Collected data entries:
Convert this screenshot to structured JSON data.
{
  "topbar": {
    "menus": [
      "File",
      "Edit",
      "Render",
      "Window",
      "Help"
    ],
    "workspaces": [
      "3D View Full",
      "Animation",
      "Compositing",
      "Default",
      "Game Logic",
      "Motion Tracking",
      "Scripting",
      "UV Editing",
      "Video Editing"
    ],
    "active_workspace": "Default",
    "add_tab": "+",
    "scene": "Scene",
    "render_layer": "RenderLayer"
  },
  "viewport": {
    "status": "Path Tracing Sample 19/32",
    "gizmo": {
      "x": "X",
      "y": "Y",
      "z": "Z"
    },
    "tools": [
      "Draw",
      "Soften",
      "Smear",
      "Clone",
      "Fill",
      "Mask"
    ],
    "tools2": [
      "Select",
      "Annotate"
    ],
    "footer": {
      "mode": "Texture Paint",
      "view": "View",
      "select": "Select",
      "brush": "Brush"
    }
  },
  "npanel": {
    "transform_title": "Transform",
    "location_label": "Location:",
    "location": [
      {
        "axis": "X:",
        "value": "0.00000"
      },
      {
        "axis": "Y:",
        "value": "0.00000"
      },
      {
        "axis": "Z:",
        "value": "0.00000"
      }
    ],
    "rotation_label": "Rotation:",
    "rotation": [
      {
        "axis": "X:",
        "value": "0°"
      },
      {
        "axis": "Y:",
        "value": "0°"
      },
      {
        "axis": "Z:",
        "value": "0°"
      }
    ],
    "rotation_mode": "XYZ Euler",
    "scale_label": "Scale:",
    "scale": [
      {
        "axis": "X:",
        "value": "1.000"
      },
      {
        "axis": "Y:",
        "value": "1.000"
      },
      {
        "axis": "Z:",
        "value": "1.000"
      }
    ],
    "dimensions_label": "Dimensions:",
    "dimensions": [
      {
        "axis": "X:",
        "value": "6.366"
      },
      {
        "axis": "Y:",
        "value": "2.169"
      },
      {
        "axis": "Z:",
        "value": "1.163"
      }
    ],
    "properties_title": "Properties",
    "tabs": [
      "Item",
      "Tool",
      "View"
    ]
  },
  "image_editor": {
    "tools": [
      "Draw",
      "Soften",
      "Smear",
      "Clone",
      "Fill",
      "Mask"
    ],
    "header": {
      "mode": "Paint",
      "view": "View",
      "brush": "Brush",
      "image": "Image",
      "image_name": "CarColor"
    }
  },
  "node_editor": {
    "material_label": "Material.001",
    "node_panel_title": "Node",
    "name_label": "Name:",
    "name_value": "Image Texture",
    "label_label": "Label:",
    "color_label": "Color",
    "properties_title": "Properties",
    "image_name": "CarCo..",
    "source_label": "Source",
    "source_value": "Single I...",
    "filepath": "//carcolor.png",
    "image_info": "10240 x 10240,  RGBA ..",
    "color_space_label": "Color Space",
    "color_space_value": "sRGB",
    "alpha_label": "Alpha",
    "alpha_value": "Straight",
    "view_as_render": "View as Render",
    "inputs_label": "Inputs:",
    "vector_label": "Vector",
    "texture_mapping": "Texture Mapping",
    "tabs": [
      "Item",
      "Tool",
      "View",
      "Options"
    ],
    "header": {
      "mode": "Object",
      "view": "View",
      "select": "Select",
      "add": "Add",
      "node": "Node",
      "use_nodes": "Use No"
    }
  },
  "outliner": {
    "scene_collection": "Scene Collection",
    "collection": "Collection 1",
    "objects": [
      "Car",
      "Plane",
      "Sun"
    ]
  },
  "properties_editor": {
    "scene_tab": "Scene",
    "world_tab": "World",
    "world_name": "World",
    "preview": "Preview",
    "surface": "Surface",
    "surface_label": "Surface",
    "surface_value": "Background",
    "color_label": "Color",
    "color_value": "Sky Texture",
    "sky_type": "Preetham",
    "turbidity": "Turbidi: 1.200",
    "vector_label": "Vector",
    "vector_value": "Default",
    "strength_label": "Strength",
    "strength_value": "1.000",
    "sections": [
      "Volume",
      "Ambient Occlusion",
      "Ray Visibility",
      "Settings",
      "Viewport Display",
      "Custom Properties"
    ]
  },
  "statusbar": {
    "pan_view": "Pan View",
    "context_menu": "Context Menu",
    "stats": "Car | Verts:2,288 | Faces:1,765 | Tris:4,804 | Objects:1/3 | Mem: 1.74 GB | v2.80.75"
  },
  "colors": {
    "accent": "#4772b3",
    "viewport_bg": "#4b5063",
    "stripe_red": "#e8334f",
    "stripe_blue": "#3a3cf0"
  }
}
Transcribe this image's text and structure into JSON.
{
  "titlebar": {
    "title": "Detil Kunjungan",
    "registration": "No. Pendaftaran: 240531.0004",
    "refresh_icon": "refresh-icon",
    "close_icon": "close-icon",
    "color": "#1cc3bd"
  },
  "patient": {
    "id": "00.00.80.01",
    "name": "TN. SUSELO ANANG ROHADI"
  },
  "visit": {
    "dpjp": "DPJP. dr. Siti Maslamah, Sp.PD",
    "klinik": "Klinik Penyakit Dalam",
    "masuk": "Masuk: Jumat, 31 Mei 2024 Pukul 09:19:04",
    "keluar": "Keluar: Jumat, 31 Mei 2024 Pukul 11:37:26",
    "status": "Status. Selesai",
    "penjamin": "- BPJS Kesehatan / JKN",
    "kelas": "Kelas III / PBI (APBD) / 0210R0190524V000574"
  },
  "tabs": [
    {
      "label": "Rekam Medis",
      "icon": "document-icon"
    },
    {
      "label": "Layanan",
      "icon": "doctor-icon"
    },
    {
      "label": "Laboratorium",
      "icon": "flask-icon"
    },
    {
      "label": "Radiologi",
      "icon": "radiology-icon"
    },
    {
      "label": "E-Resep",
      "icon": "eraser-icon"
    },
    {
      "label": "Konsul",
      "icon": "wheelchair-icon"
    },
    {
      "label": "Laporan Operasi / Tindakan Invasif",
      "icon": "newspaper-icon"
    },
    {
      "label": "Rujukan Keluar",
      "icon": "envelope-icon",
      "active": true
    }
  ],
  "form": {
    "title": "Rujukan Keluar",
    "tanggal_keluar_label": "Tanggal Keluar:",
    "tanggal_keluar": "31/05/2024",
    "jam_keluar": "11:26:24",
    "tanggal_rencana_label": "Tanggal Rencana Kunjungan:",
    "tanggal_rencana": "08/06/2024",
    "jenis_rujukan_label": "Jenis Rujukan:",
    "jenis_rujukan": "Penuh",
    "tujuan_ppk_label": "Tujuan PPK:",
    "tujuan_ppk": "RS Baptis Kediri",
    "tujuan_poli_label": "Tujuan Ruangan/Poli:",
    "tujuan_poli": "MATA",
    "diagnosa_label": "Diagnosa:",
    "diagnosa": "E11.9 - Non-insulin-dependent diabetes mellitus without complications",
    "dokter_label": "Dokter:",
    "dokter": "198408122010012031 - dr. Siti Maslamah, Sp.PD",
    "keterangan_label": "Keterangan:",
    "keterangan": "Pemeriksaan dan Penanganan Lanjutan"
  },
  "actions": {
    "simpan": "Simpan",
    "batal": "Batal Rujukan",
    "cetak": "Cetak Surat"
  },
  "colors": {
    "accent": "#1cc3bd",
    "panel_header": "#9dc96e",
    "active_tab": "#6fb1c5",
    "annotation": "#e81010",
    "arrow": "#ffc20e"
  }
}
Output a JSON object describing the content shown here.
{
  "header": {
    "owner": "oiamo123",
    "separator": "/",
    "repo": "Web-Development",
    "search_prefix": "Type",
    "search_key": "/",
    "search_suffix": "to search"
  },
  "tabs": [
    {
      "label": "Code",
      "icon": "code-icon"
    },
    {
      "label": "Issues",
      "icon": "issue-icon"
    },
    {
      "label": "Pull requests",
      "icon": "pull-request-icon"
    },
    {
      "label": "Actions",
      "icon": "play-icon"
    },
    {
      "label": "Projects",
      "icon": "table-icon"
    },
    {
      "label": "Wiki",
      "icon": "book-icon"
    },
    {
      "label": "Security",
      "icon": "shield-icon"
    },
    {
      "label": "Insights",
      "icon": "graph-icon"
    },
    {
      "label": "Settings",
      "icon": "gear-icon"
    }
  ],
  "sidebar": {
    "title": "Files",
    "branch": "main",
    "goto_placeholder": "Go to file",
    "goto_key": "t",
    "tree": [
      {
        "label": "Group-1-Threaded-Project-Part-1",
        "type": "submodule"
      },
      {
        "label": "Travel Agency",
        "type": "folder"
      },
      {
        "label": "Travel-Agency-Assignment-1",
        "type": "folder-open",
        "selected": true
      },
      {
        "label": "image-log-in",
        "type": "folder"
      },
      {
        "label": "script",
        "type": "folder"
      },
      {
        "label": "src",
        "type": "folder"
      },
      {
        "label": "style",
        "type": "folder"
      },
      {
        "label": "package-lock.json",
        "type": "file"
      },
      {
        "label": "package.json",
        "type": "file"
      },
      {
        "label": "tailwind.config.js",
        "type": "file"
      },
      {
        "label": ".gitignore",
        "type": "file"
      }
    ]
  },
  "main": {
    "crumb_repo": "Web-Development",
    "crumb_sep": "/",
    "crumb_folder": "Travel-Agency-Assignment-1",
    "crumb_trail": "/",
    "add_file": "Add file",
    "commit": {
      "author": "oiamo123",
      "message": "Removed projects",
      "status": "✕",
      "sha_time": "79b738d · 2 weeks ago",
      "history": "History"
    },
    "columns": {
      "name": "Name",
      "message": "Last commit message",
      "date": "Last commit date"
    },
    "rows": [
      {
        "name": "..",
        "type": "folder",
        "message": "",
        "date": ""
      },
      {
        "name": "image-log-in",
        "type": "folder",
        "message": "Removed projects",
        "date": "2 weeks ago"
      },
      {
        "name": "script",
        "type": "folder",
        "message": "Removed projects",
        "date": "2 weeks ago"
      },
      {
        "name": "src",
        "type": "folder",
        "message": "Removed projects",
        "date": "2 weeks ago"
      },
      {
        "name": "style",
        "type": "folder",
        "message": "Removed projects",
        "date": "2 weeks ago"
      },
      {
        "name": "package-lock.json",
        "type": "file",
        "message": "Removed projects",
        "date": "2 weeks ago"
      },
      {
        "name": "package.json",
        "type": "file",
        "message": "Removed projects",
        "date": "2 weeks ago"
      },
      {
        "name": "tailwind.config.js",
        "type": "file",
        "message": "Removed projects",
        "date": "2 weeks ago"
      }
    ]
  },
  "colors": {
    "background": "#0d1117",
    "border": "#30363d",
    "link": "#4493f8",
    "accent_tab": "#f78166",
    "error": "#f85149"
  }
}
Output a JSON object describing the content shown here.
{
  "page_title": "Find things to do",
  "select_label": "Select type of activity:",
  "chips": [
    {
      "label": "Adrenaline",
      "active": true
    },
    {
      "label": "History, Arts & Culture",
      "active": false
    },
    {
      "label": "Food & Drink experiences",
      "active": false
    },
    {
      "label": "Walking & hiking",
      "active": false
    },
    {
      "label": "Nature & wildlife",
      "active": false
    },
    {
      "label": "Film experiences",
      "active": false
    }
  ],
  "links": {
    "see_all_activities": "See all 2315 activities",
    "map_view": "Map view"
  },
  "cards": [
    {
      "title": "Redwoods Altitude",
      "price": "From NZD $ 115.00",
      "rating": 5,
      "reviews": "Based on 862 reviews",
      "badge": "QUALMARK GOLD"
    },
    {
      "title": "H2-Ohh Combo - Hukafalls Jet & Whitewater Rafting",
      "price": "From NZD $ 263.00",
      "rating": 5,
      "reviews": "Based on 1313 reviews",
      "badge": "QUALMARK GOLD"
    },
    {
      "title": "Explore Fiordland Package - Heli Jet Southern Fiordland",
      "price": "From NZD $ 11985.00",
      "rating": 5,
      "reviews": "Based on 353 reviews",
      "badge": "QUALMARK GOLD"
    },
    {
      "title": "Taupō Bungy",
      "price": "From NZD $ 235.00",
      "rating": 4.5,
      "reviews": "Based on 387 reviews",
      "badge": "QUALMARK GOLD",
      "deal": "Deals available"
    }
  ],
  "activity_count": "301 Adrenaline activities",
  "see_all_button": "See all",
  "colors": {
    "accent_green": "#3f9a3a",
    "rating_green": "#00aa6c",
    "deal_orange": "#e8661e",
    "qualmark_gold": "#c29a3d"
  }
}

▶ [TASK]: Copy each line of the listing that includes "Scene".

▶ [FINISHED ANSWER]:
    "scene": "Scene",
    "scene_collection": "Scene Collection",
    "scene_tab": "Scene",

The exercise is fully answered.